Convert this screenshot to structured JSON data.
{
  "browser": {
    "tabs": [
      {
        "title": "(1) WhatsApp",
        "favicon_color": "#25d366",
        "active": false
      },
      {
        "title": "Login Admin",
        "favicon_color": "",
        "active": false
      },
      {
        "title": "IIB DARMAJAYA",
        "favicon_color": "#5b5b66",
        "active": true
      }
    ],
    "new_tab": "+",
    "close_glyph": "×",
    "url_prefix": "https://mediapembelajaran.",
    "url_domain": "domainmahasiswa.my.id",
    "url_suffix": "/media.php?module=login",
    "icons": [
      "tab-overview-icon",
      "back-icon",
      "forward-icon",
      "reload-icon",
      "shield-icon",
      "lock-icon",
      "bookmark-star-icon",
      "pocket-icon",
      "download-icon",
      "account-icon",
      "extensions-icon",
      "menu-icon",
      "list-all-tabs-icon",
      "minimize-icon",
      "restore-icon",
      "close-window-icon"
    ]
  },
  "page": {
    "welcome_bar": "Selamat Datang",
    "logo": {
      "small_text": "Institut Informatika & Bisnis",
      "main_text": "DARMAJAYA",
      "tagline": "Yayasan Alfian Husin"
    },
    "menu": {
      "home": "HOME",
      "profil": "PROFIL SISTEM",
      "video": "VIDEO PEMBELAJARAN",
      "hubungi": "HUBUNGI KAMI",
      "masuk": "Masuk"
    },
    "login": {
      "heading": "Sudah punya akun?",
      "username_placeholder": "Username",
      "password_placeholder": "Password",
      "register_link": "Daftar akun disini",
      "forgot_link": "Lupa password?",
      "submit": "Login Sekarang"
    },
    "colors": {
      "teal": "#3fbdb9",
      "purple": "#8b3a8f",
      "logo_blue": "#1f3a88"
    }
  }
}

● ● ● ●

## WHAT IS REQUIRED
Each line of the listing should be copied exactly.

## THE RESPONSE
Convert this screenshot to structured JSON data.
{
  "browser": {
    "tabs": [
      {
        "title": "(1) WhatsApp",
        "favicon_color": "#25d366",
        "active": false
      },
      {
        "title": "Login Admin",
        "favicon_color": "",
        "active": false
      },
      {
        "title": "IIB DARMAJAYA",
        "favicon_color": "#5b5b66",
        "active": true
      }
    ],
    "new_tab": "+",
    "close_glyph": "×",
    "url_prefix": "https://mediapembelajaran.",
    "url_domain": "domainmahasiswa.my.id",
    "url_suffix": "/media.php?module=login",
    "icons": [
      "tab-overview-icon",
      "back-icon",
      "forward-icon",
      "reload-icon",
      "shield-icon",
      "lock-icon",
      "bookmark-star-icon",
      "pocket-icon",
      "download-icon",
      "account-icon",
      "extensions-icon",
      "menu-icon",
      "list-all-tabs-icon",
      "minimize-icon",
      "restore-icon",
      "close-window-icon"
    ]
  },
  "page": {
    "welcome_bar": "Selamat Datang",
    "logo": {
      "small_text": "Institut Informatika & Bisnis",
      "main_text": "DARMAJAYA",
      "tagline": "Yayasan Alfian Husin"
    },
    "menu": {
      "home": "HOME",
      "profil": "PROFIL SISTEM",
      "video": "VIDEO PEMBELAJARAN",
      "hubungi": "HUBUNGI KAMI",
      "masuk": "Masuk"
    },
    "login": {
      "heading": "Sudah punya akun?",
      "username_placeholder": "Username",
      "password_placeholder": "Password",
      "register_link": "Daftar akun disini",
      "forgot_link": "Lupa password?",
      "submit": "Login Sekarang"
    },
    "colors": {
      "teal": "#3fbdb9",
      "purple": "#8b3a8f",
      "logo_blue": "#1f3a88"
    }
  }
}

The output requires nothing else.